Your goal -> Output each line of the material exactly as it stands.

══ Entries provided ══

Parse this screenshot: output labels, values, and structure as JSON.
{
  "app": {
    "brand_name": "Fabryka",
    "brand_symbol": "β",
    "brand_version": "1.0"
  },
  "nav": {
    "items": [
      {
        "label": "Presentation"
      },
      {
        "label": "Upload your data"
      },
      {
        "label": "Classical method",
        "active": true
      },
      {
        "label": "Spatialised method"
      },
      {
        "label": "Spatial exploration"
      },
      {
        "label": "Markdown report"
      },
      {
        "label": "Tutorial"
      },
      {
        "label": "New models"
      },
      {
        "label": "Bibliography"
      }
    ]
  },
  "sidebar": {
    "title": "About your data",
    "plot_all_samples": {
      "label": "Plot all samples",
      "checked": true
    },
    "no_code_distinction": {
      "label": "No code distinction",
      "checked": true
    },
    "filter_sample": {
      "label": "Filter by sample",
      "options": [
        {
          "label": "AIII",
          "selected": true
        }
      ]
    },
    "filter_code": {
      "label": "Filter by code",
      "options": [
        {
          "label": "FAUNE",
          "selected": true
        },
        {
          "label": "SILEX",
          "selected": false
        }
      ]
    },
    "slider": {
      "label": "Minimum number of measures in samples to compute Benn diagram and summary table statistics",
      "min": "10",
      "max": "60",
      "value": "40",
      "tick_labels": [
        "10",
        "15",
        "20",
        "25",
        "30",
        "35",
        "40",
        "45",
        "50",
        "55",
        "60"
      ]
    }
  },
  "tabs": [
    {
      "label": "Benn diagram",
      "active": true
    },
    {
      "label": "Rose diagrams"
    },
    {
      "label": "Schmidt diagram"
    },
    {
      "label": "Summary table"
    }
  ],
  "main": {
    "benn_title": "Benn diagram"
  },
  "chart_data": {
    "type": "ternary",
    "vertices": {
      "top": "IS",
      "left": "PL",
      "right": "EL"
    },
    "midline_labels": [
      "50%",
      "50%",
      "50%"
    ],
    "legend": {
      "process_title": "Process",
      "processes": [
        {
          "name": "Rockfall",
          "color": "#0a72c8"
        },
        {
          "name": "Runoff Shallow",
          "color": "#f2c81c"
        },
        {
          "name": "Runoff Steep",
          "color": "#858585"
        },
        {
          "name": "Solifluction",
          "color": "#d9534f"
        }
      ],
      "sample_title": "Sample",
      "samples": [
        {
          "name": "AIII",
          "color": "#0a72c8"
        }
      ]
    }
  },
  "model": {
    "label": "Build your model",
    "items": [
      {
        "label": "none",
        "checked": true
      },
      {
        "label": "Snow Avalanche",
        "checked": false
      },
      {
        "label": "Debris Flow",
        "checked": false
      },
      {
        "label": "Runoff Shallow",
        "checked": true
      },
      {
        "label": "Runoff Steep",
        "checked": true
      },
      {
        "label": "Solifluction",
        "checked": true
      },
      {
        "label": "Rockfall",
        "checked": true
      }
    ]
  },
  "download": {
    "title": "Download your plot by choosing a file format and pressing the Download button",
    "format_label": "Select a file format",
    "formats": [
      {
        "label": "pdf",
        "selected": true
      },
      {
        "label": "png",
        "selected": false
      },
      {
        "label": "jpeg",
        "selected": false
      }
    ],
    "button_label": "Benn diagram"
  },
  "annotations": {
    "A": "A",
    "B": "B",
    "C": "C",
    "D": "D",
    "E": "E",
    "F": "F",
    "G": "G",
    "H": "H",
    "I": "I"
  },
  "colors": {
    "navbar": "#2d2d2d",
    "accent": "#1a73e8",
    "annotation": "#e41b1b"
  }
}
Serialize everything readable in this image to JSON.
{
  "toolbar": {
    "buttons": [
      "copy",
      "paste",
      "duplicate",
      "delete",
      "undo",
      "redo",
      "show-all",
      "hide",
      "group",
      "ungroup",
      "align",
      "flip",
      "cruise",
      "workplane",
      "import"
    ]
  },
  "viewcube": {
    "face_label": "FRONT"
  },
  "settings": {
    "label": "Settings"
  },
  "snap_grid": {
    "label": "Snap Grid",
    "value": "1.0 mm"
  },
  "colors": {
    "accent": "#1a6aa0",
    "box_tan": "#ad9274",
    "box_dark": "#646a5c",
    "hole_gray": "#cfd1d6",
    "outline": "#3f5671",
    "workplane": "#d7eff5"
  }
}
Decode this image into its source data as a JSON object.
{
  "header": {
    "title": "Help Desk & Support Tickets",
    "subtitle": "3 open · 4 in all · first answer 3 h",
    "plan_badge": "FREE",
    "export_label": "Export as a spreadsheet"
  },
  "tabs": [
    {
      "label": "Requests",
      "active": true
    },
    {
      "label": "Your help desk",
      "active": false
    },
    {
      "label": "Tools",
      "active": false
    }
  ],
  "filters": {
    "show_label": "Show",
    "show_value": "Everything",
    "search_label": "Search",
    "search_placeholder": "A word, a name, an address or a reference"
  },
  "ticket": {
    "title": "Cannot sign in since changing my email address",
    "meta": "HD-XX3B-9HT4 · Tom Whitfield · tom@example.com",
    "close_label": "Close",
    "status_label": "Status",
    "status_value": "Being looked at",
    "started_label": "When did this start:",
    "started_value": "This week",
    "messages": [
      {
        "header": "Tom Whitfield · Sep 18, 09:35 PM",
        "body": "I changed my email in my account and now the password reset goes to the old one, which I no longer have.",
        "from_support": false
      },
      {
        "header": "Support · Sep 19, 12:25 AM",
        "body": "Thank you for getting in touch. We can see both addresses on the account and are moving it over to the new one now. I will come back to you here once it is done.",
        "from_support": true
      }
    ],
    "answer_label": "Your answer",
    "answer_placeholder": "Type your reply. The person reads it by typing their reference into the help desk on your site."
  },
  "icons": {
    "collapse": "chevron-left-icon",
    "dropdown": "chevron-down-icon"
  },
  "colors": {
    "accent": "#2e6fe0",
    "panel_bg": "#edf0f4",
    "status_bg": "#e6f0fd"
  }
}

═══

Response ->
Parse this screenshot: output labels, values, and structure as JSON.
{
  "app": {
    "brand_name": "Fabryka",
    "brand_symbol": "β",
    "brand_version": "1.0"
  },
  "nav": {
    "items": [
      {
        "label": "Presentation"
      },
      {
        "label": "Upload your data"
      },
      {
        "label": "Classical method",
        "active": true
      },
      {
        "label": "Spatialised method"
      },
      {
        "label": "Spatial exploration"
      },
      {
        "label": "Markdown report"
      },
      {
        "label": "Tutorial"
      },
      {
        "label": "New models"
      },
      {
        "label": "Bibliography"
      }
    ]
  },
  "sidebar": {
    "title": "About your data",
    "plot_all_samples": {
      "label": "Plot all samples",
      "checked": true
    },
    "no_code_distinction": {
      "label": "No code distinction",
      "checked": true
    },
    "filter_sample": {
      "label": "Filter by sample",
      "options": [
        {
          "label": "AIII",
          "selected": true
        }
      ]
    },
    "filter_code": {
      "label": "Filter by code",
      "options": [
        {
          "label": "FAUNE",
          "selected": true
        },
        {
          "label": "SILEX",
          "selected": false
        }
      ]
    },
    "slider": {
      "label": "Minimum number of measures in samples to compute Benn diagram and summary table statistics",
      "min": "10",
      "max": "60",
      "value": "40",
      "tick_labels": [
        "10",
        "15",
        "20",
        "25",
        "30",
        "35",
        "40",
        "45",
        "50",
        "55",
        "60"
      ]
    }
  },
  "tabs": [
    {
      "label": "Benn diagram",
      "active": true
    },
    {
      "label": "Rose diagrams"
    },
    {
      "label": "Schmidt diagram"
    },
    {
      "label": "Summary table"
    }
  ],
  "main": {
    "benn_title": "Benn diagram"
  },
  "chart_data": {
    "type": "ternary",
    "vertices": {
      "top": "IS",
      "left": "PL",
      "right": "EL"
    },
    "midline_labels": [
      "50%",
      "50%",
      "50%"
    ],
    "legend": {
      "process_title": "Process",
      "processes": [
        {
          "name": "Rockfall",
          "color": "#0a72c8"
        },
        {
          "name": "Runoff Shallow",
          "color": "#f2c81c"
        },
        {
          "name": "Runoff Steep",
          "color": "#858585"
        },
        {
          "name": "Solifluction",
          "color": "#d9534f"
        }
      ],
      "sample_title": "Sample",
      "samples": [
        {
          "name": "AIII",
          "color": "#0a72c8"
        }
      ]
    }
  },
  "model": {
    "label": "Build your model",
    "items": [
      {
        "label": "none",
        "checked": true
      },
      {
        "label": "Snow Avalanche",
        "checked": false
      },
      {
        "label": "Debris Flow",
        "checked": false
      },
      {
        "label": "Runoff Shallow",
        "checked": true
      },
      {
        "label": "Runoff Steep",
        "checked": true
      },
      {
        "label": "Solifluction",
        "checked": true
      },
      {
        "label": "Rockfall",
        "checked": true
      }
    ]
  },
  "download": {
    "title": "Download your plot by choosing a file format and pressing the Download button",
    "format_label": "Select a file format",
    "formats": [
      {
        "label": "pdf",
        "selected": true
      },
      {
        "label": "png",
        "selected": false
      },
      {
        "label": "jpeg",
        "selected": false
      }
    ],
    "button_label": "Benn diagram"
  },
  "annotations": {
    "A": "A",
    "B": "B",
    "C": "C",
    "D": "D",
    "E": "E",
    "F": "F",
    "G": "G",
    "H": "H",
    "I": "I"
  },
  "colors": {
    "navbar": "#2d2d2d",
    "accent": "#1a73e8",
    "annotation": "#e41b1b"
  }
}
Serialize everything readable in this image to JSON.
{
  "toolbar": {
    "buttons": [
      "copy",
      "paste",
      "duplicate",
      "delete",
      "undo",
      "redo",
      "show-all",
      "hide",
      "group",
      "ungroup",
      "align",
      "flip",
      "cruise",
      "workplane",
      "import"
    ]
  },
  "viewcube": {
    "face_label": "FRONT"
  },
  "settings": {
    "label": "Settings"
  },
  "snap_grid": {
    "label": "Snap Grid",
    "value": "1.0 mm"
  },
  "colors": {
    "accent": "#1a6aa0",
    "box_tan": "#ad9274",
    "box_dark": "#646a5c",
    "hole_gray": "#cfd1d6",
    "outline": "#3f5671",
    "workplane": "#d7eff5"
  }
}
Decode this image into its source data as a JSON object.
{
  "header": {
    "title": "Help Desk & Support Tickets",
    "subtitle": "3 open · 4 in all · first answer 3 h",
    "plan_badge": "FREE",
    "export_label": "Export as a spreadsheet"
  },
  "tabs": [
    {
      "label": "Requests",
      "active": true
    },
    {
      "label": "Your help desk",
      "active": false
    },
    {
      "label": "Tools",
      "active": false
    }
  ],
  "filters": {
    "show_label": "Show",
    "show_value": "Everything",
    "search_label": "Search",
    "search_placeholder": "A word, a name, an address or a reference"
  },
  "ticket": {
    "title": "Cannot sign in since changing my email address",
    "meta": "HD-XX3B-9HT4 · Tom Whitfield · tom@example.com",
    "close_label": "Close",
    "status_label": "Status",
    "status_value": "Being looked at",
    "started_label": "When did this start:",
    "started_value": "This week",
    "messages": [
      {
        "header": "Tom Whitfield · Sep 18, 09:35 PM",
        "body": "I changed my email in my account and now the password reset goes to the old one, which I no longer have.",
        "from_support": false
      },
      {
        "header": "Support · Sep 19, 12:25 AM",
        "body": "Thank you for getting in touch. We can see both addresses on the account and are moving it over to the new one now. I will come back to you here once it is done.",
        "from_support": true
      }
    ],
    "answer_label": "Your answer",
    "answer_placeholder": "Type your reply. The person reads it by typing their reference into the help desk on your site."
  },
  "icons": {
    "collapse": "chevron-left-icon",
    "dropdown": "chevron-down-icon"
  },
  "colors": {
    "accent": "#2e6fe0",
    "panel_bg": "#edf0f4",
    "status_bg": "#e6f0fd"
  }
}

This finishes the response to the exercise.